_Work to complete_
Every entry must be echoed exactly.

Records contained in a dataset:

================

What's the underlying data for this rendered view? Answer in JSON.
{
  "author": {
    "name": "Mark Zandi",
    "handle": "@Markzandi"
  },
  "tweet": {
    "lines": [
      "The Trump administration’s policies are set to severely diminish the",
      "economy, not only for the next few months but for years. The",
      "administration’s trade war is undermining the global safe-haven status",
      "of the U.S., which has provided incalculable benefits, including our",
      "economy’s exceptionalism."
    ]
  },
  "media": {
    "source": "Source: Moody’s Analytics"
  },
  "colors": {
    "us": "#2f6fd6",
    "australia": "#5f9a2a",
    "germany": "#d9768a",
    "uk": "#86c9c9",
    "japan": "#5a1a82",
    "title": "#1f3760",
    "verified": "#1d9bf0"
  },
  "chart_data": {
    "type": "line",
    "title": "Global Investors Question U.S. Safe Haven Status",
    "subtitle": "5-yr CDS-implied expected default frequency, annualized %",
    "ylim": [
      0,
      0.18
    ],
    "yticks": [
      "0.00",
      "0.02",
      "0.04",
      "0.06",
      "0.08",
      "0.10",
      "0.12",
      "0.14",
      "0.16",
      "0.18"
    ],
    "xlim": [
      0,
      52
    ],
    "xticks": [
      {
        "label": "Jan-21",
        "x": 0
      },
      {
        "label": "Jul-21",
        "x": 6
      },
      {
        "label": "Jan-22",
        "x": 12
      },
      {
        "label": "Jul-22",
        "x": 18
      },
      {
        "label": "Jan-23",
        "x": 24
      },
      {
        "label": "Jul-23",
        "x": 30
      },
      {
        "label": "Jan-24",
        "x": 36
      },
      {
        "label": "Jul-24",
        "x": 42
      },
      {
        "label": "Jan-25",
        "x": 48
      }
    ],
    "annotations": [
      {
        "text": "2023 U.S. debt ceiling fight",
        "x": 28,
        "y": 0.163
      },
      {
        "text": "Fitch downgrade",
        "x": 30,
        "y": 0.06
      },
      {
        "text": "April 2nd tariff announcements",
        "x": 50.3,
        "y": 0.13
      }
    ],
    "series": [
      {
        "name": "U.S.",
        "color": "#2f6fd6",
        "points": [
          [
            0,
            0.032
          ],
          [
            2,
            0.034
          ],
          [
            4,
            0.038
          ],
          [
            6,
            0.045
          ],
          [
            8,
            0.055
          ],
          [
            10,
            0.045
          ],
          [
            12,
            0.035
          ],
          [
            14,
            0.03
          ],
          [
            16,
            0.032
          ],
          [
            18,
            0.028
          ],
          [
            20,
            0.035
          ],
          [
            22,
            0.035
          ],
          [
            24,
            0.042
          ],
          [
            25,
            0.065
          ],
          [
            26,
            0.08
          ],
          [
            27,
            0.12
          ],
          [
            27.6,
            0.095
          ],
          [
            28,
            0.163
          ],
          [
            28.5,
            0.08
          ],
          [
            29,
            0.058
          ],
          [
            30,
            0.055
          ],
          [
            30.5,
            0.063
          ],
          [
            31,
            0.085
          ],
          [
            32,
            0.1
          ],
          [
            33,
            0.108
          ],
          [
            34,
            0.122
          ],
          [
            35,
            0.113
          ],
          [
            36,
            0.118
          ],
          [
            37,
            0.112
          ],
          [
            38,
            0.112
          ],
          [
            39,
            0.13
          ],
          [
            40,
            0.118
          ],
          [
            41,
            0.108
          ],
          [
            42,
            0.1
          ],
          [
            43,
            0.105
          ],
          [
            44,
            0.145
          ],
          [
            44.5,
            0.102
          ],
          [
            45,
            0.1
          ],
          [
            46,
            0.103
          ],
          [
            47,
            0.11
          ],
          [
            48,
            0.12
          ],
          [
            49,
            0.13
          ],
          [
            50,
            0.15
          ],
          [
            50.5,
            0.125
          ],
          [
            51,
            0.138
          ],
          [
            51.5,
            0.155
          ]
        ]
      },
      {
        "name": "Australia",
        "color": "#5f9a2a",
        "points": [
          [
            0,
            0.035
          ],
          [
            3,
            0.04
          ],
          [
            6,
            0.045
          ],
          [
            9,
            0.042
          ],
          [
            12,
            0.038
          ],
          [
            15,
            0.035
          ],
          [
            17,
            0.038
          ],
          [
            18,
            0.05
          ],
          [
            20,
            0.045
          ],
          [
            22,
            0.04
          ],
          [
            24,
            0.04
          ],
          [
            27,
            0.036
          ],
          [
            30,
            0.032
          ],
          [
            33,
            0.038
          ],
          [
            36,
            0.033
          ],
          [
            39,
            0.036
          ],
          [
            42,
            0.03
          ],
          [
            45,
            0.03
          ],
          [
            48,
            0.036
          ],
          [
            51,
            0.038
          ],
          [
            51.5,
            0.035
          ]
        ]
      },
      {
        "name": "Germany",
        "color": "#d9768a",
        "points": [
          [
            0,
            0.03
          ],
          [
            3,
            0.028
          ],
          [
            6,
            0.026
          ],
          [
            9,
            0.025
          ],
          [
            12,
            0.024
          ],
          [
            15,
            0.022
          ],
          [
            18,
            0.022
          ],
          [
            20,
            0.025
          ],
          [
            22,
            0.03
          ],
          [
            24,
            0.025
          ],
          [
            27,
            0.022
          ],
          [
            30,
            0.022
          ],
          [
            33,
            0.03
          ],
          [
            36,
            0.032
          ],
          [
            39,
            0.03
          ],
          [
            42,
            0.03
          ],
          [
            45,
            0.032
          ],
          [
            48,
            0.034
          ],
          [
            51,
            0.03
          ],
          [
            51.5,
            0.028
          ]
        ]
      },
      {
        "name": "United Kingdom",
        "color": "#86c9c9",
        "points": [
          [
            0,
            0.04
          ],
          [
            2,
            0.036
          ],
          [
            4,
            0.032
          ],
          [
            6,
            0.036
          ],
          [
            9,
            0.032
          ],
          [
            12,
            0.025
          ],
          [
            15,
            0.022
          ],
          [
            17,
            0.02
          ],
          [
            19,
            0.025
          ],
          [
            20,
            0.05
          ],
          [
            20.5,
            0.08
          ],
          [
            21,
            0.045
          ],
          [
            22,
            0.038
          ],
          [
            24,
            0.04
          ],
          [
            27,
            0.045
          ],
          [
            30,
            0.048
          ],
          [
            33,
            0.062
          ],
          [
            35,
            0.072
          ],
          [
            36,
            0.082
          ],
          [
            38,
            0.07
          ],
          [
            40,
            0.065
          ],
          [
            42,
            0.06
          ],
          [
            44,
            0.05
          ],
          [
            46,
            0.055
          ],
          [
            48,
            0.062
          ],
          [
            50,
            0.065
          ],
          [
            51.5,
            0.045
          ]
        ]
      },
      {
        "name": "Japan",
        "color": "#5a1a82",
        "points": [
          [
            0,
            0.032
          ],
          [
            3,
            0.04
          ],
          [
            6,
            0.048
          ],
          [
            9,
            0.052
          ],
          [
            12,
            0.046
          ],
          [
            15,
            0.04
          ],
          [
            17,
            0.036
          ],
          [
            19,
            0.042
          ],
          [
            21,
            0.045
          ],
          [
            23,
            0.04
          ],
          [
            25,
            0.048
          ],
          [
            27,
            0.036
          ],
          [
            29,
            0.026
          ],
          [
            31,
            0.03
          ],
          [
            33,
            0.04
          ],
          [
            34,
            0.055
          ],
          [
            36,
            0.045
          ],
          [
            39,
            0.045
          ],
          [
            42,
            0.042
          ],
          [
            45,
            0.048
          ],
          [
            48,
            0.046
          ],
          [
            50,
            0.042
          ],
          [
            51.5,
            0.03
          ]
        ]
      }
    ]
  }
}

================

_Completed exercise_
What's the underlying data for this rendered view? Answer in JSON.
{
  "author": {
    "name": "Mark Zandi",
    "handle": "@Markzandi"
  },
  "tweet": {
    "lines": [
      "The Trump administration’s policies are set to severely diminish the",
      "economy, not only for the next few months but for years. The",
      "administration’s trade war is undermining the global safe-haven status",
      "of the U.S., which has provided incalculable benefits, including our",
      "economy’s exceptionalism."
    ]
  },
  "media": {
    "source": "Source: Moody’s Analytics"
  },
  "colors": {
    "us": "#2f6fd6",
    "australia": "#5f9a2a",
    "germany": "#d9768a",
    "uk": "#86c9c9",
    "japan": "#5a1a82",
    "title": "#1f3760",
    "verified": "#1d9bf0"
  },
  "chart_data": {
    "type": "line",
    "title": "Global Investors Question U.S. Safe Haven Status",
    "subtitle": "5-yr CDS-implied expected default frequency, annualized %",
    "ylim": [
      0,
      0.18
    ],
    "yticks": [
      "0.00",
      "0.02",
      "0.04",
      "0.06",
      "0.08",
      "0.10",
      "0.12",
      "0.14",
      "0.16",
      "0.18"
    ],
    "xlim": [
      0,
      52
    ],
    "xticks": [
      {
        "label": "Jan-21",
        "x": 0
      },
      {
        "label": "Jul-21",
        "x": 6
      },
      {
        "label": "Jan-22",
        "x": 12
      },
      {
        "label": "Jul-22",
        "x": 18
      },
      {
        "label": "Jan-23",
        "x": 24
      },
      {
        "label": "Jul-23",
        "x": 30
      },
      {
        "label": "Jan-24",
        "x": 36
      },
      {
        "label": "Jul-24",
        "x": 42
      },
      {
        "label": "Jan-25",
        "x": 48
      }
    ],
    "annotations": [
      {
        "text": "2023 U.S. debt ceiling fight",
        "x": 28,
        "y": 0.163
      },
      {
        "text": "Fitch downgrade",
        "x": 30,
        "y": 0.06
      },
      {
        "text": "April 2nd tariff announcements",
        "x": 50.3,
        "y": 0.13
      }
    ],
    "series": [
      {
        "name": "U.S.",
        "color": "#2f6fd6",
        "points": [
          [
            0,
            0.032
          ],
          [
            2,
            0.034
          ],
          [
            4,
            0.038
          ],
          [
            6,
            0.045
          ],
          [
            8,
            0.055
          ],
          [
            10,
            0.045
          ],
          [
            12,
            0.035
          ],
          [
            14,
            0.03
          ],
          [
            16,
            0.032
          ],
          [
            18,
            0.028
          ],
          [
            20,
            0.035
          ],
          [
            22,
            0.035
          ],
          [
            24,
            0.042
          ],
          [
            25,
            0.065
          ],
          [
            26,
            0.08
          ],
          [
            27,
            0.12
          ],
          [
            27.6,
            0.095
          ],
          [
            28,
            0.163
          ],
          [
            28.5,
            0.08
          ],
          [
            29,
            0.058
          ],
          [
            30,
            0.055
          ],
          [
            30.5,
            0.063
          ],
          [
            31,
            0.085
          ],
          [
            32,
            0.1
          ],
          [
            33,
            0.108
          ],
          [
            34,
            0.122
          ],
          [
            35,
            0.113
          ],
          [
            36,
            0.118
          ],
          [
            37,
            0.112
          ],
          [
            38,
            0.112
          ],
          [
            39,
            0.13
          ],
          [
            40,
            0.118
          ],
          [
            41,
            0.108
          ],
          [
            42,
            0.1
          ],
          [
            43,
            0.105
          ],
          [
            44,
            0.145
          ],
          [
            44.5,
            0.102
          ],
          [
            45,
            0.1
          ],
          [
            46,
            0.103
          ],
          [
            47,
            0.11
          ],
          [
            48,
            0.12
          ],
          [
            49,
            0.13
          ],
          [
            50,
            0.15
          ],
          [
            50.5,
            0.125
          ],
          [
            51,
            0.138
          ],
          [
            51.5,
            0.155
          ]
        ]
      },
      {
        "name": "Australia",
        "color": "#5f9a2a",
        "points": [
          [
            0,
            0.035
          ],
          [
            3,
            0.04
          ],
          [
            6,
            0.045
          ],
          [
            9,
            0.042
          ],
          [
            12,
            0.038
          ],
          [
            15,
            0.035
          ],
          [
            17,
            0.038
          ],
          [
            18,
            0.05
          ],
          [
            20,
            0.045
          ],
          [
            22,
            0.04
          ],
          [
            24,
            0.04
          ],
          [
            27,
            0.036
          ],
          [
            30,
            0.032
          ],
          [
            33,
            0.038
          ],
          [
            36,
            0.033
          ],
          [
            39,
            0.036
          ],
          [
            42,
            0.03
          ],
          [
            45,
            0.03
          ],
          [
            48,
            0.036
          ],
          [
            51,
            0.038
          ],
          [
            51.5,
            0.035
          ]
        ]
      },
      {
        "name": "Germany",
        "color": "#d9768a",
        "points": [
          [
            0,
            0.03
          ],
          [
            3,
            0.028
          ],
          [
            6,
            0.026
          ],
          [
            9,
            0.025
          ],
          [
            12,
            0.024
          ],
          [
            15,
            0.022
          ],
          [
            18,
            0.022
          ],
          [
            20,
            0.025
          ],
          [
            22,
            0.03
          ],
          [
            24,
            0.025
          ],
          [
            27,
            0.022
          ],
          [
            30,
            0.022
          ],
          [
            33,
            0.03
          ],
          [
            36,
            0.032
          ],
          [
            39,
            0.03
          ],
          [
            42,
            0.03
          ],
          [
            45,
            0.032
          ],
          [
            48,
            0.034
          ],
          [
            51,
            0.03
          ],
          [
            51.5,
            0.028
          ]
        ]
      },
      {
        "name": "United Kingdom",
        "color": "#86c9c9",
        "points": [
          [
            0,
            0.04
          ],
          [
            2,
            0.036
          ],
          [
            4,
            0.032
          ],
          [
            6,
            0.036
          ],
          [
            9,
            0.032
          ],
          [
            12,
            0.025
          ],
          [
            15,
            0.022
          ],
          [
            17,
            0.02
          ],
          [
            19,
            0.025
          ],
          [
            20,
            0.05
          ],
          [
            20.5,
            0.08
          ],
          [
            21,
            0.045
          ],
          [
            22,
            0.038
          ],
          [
            24,
            0.04
          ],
          [
            27,
            0.045
          ],
          [
            30,
            0.048
          ],
          [
            33,
            0.062
          ],
          [
            35,
            0.072
          ],
          [
            36,
            0.082
          ],
          [
            38,
            0.07
          ],
          [
            40,
            0.065
          ],
          [
            42,
            0.06
          ],
          [
            44,
            0.05
          ],
          [
            46,
            0.055
          ],
          [
            48,
            0.062
          ],
          [
            50,
            0.065
          ],
          [
            51.5,
            0.045
          ]
        ]
      },
      {
        "name": "Japan",
        "color": "#5a1a82",
        "points": [
          [
            0,
            0.032
          ],
          [
            3,
            0.04
          ],
          [
            6,
            0.048
          ],
          [
            9,
            0.052
          ],
          [
            12,
            0.046
          ],
          [
            15,
            0.04
          ],
          [
            17,
            0.036
          ],
          [
            19,
            0.042
          ],
          [
            21,
            0.045
          ],
          [
            23,
            0.04
          ],
          [
            25,
            0.048
          ],
          [
            27,
            0.036
          ],
          [
            29,
            0.026
          ],
          [
            31,
            0.03
          ],
          [
            33,
            0.04
          ],
          [
            34,
            0.055
          ],
          [
            36,
            0.045
          ],
          [
            39,
            0.045
          ],
          [
            42,
            0.042
          ],
          [
            45,
            0.048
          ],
          [
            48,
            0.046
          ],
          [
            50,
            0.042
          ],
          [
            51.5,
            0.03
          ]
        ]
      }
    ]
  }
}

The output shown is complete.